___ Supplied records

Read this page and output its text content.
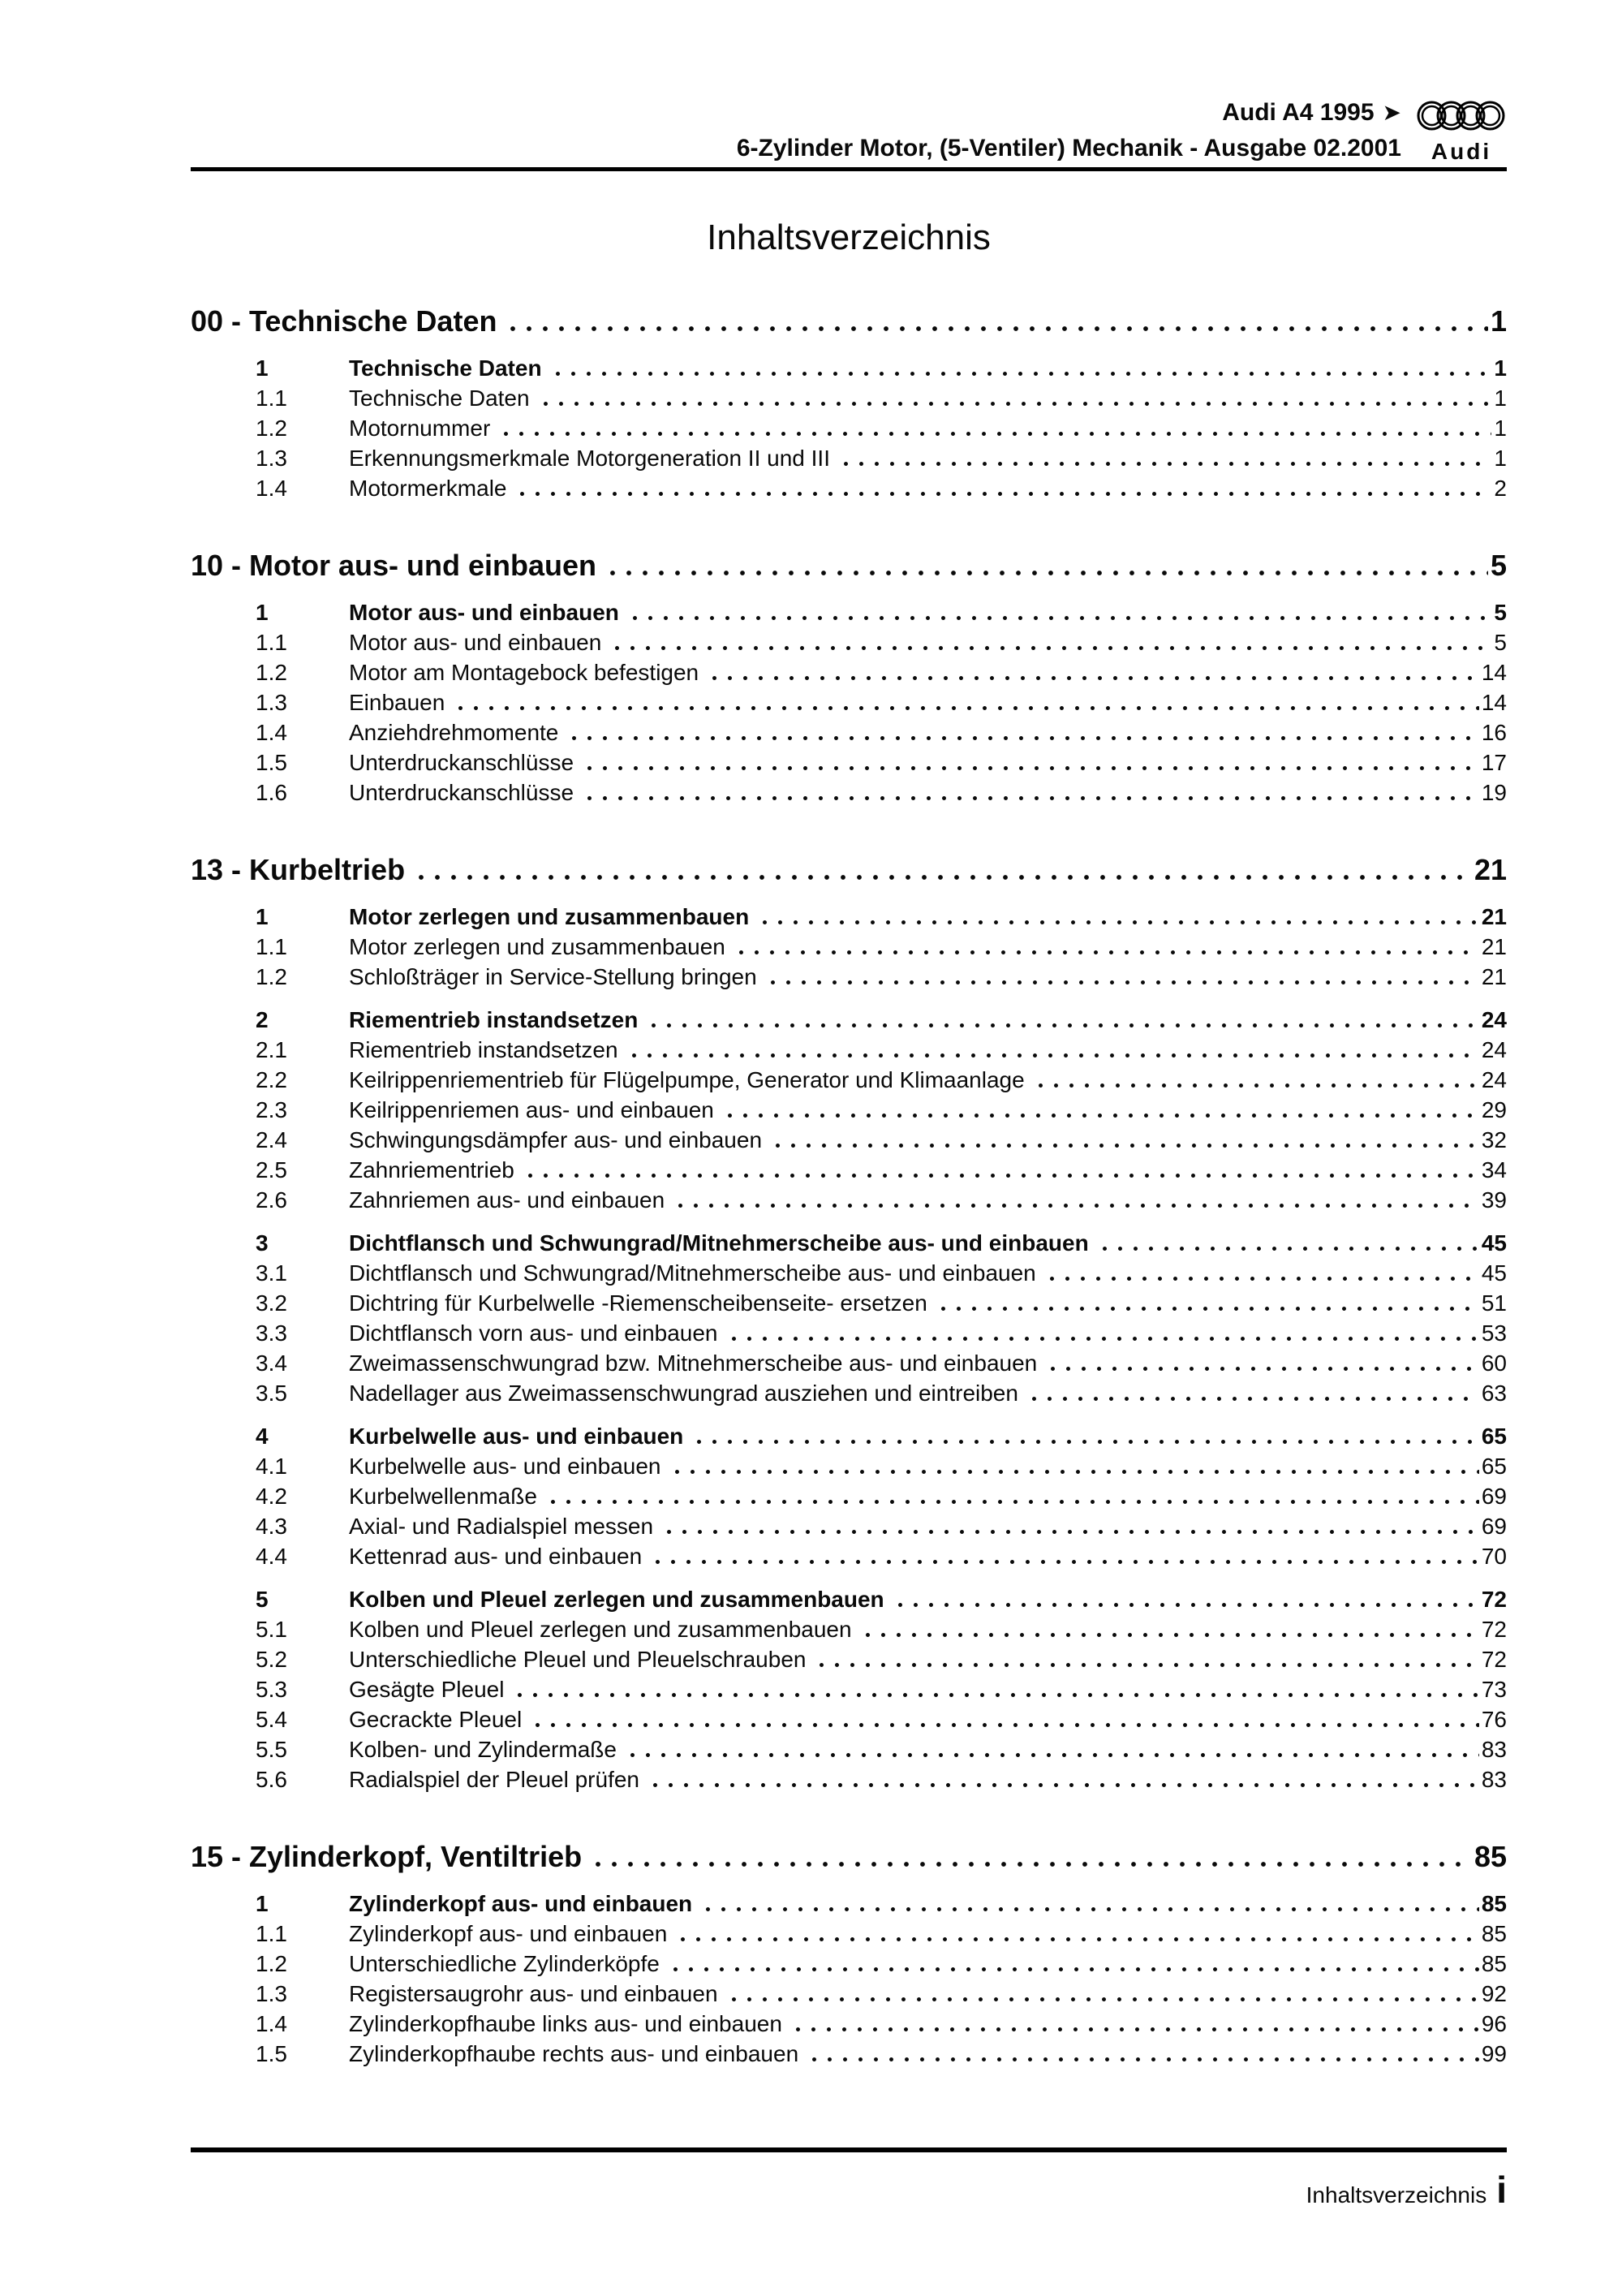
Audi A4 1995 ➤
6-Zylinder Motor, (5-Ventiler) Mechanik - Ausgabe 02.2001 Audi
Inhaltsverzeichnis
00 - Technische Daten	1
1	Technische Daten	1
1.1	Technische Daten	1
1.2	Motornummer	1
1.3	Erkennungsmerkmale Motorgeneration II und III	1
1.4	Motormerkmale	2
10 - Motor aus- und einbauen	5
1	Motor aus- und einbauen	5
1.1	Motor aus- und einbauen	5
1.2	Motor am Montagebock befestigen	14
1.3	Einbauen	14
1.4	Anziehdrehmomente	16
1.5	Unterdruckanschlüsse	17
1.6	Unterdruckanschlüsse	19
13 - Kurbeltrieb	21
1	Motor zerlegen und zusammenbauen	21
1.1	Motor zerlegen und zusammenbauen	21
1.2	Schloßträger in Service-Stellung bringen	21
2	Riementrieb instandsetzen	24
2.1	Riementrieb instandsetzen	24
2.2	Keilrippenriementrieb für Flügelpumpe, Generator und Klimaanlage	24
2.3	Keilrippenriemen aus- und einbauen	29
2.4	Schwingungsdämpfer aus- und einbauen	32
2.5	Zahnriementrieb	34
2.6	Zahnriemen aus- und einbauen	39
3	Dichtflansch und Schwungrad/Mitnehmerscheibe aus- und einbauen	45
3.1	Dichtflansch und Schwungrad/Mitnehmerscheibe aus- und einbauen	45
3.2	Dichtring für Kurbelwelle -Riemenscheibenseite- ersetzen	51
3.3	Dichtflansch vorn aus- und einbauen	53
3.4	Zweimassenschwungrad bzw. Mitnehmerscheibe aus- und einbauen	60
3.5	Nadellager aus Zweimassenschwungrad ausziehen und eintreiben	63
4	Kurbelwelle aus- und einbauen	65
4.1	Kurbelwelle aus- und einbauen	65
4.2	Kurbelwellenmaße	69
4.3	Axial- und Radialspiel messen	69
4.4	Kettenrad aus- und einbauen	70
5	Kolben und Pleuel zerlegen und zusammenbauen	72
5.1	Kolben und Pleuel zerlegen und zusammenbauen	72
5.2	Unterschiedliche Pleuel und Pleuelschrauben	72
5.3	Gesägte Pleuel	73
5.4	Gecrackte Pleuel	76
5.5	Kolben- und Zylindermaße	83
5.6	Radialspiel der Pleuel prüfen	83
15 - Zylinderkopf, Ventiltrieb	85
1	Zylinderkopf aus- und einbauen	85
1.1	Zylinderkopf aus- und einbauen	85
1.2	Unterschiedliche Zylinderköpfe	85
1.3	Registersaugrohr aus- und einbauen	92
1.4	Zylinderkopfhaube links aus- und einbauen	96
1.5	Zylinderkopfhaube rechts aus- und einbauen	99
Inhaltsverzeichnis i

______

→ **Brief**:
Omit every picture, and otherwise quote the entries exactly.

→ **Exercise response**:
Read this page and output its text content.
Audi A4 1995 ➤
6-Zylinder Motor, (5-Ventiler) Mechanik - Ausgabe 02.2001 Audi
Inhaltsverzeichnis
00 - Technische Daten	1
1	Technische Daten	1
1.1	Technische Daten	1
1.2	Motornummer	1
1.3	Erkennungsmerkmale Motorgeneration II und III	1
1.4	Motormerkmale	2
10 - Motor aus- und einbauen	5
1	Motor aus- und einbauen	5
1.1	Motor aus- und einbauen	5
1.2	Motor am Montagebock befestigen	14
1.3	Einbauen	14
1.4	Anziehdrehmomente	16
1.5	Unterdruckanschlüsse	17
1.6	Unterdruckanschlüsse	19
13 - Kurbeltrieb	21
1	Motor zerlegen und zusammenbauen	21
1.1	Motor zerlegen und zusammenbauen	21
1.2	Schloßträger in Service-Stellung bringen	21
2	Riementrieb instandsetzen	24
2.1	Riementrieb instandsetzen	24
2.2	Keilrippenriementrieb für Flügelpumpe, Generator und Klimaanlage	24
2.3	Keilrippenriemen aus- und einbauen	29
2.4	Schwingungsdämpfer aus- und einbauen	32
2.5	Zahnriementrieb	34
2.6	Zahnriemen aus- und einbauen	39
3	Dichtflansch und Schwungrad/Mitnehmerscheibe aus- und einbauen	45
3.1	Dichtflansch und Schwungrad/Mitnehmerscheibe aus- und einbauen	45
3.2	Dichtring für Kurbelwelle -Riemenscheibenseite- ersetzen	51
3.3	Dichtflansch vorn aus- und einbauen	53
3.4	Zweimassenschwungrad bzw. Mitnehmerscheibe aus- und einbauen	60
3.5	Nadellager aus Zweimassenschwungrad ausziehen und eintreiben	63
4	Kurbelwelle aus- und einbauen	65
4.1	Kurbelwelle aus- und einbauen	65
4.2	Kurbelwellenmaße	69
4.3	Axial- und Radialspiel messen	69
4.4	Kettenrad aus- und einbauen	70
5	Kolben und Pleuel zerlegen und zusammenbauen	72
5.1	Kolben und Pleuel zerlegen und zusammenbauen	72
5.2	Unterschiedliche Pleuel und Pleuelschrauben	72
5.3	Gesägte Pleuel	73
5.4	Gecrackte Pleuel	76
5.5	Kolben- und Zylindermaße	83
5.6	Radialspiel der Pleuel prüfen	83
15 - Zylinderkopf, Ventiltrieb	85
1	Zylinderkopf aus- und einbauen	85
1.1	Zylinderkopf aus- und einbauen	85
1.2	Unterschiedliche Zylinderköpfe	85
1.3	Registersaugrohr aus- und einbauen	92
1.4	Zylinderkopfhaube links aus- und einbauen	96
1.5	Zylinderkopfhaube rechts aus- und einbauen	99
Inhaltsverzeichnis i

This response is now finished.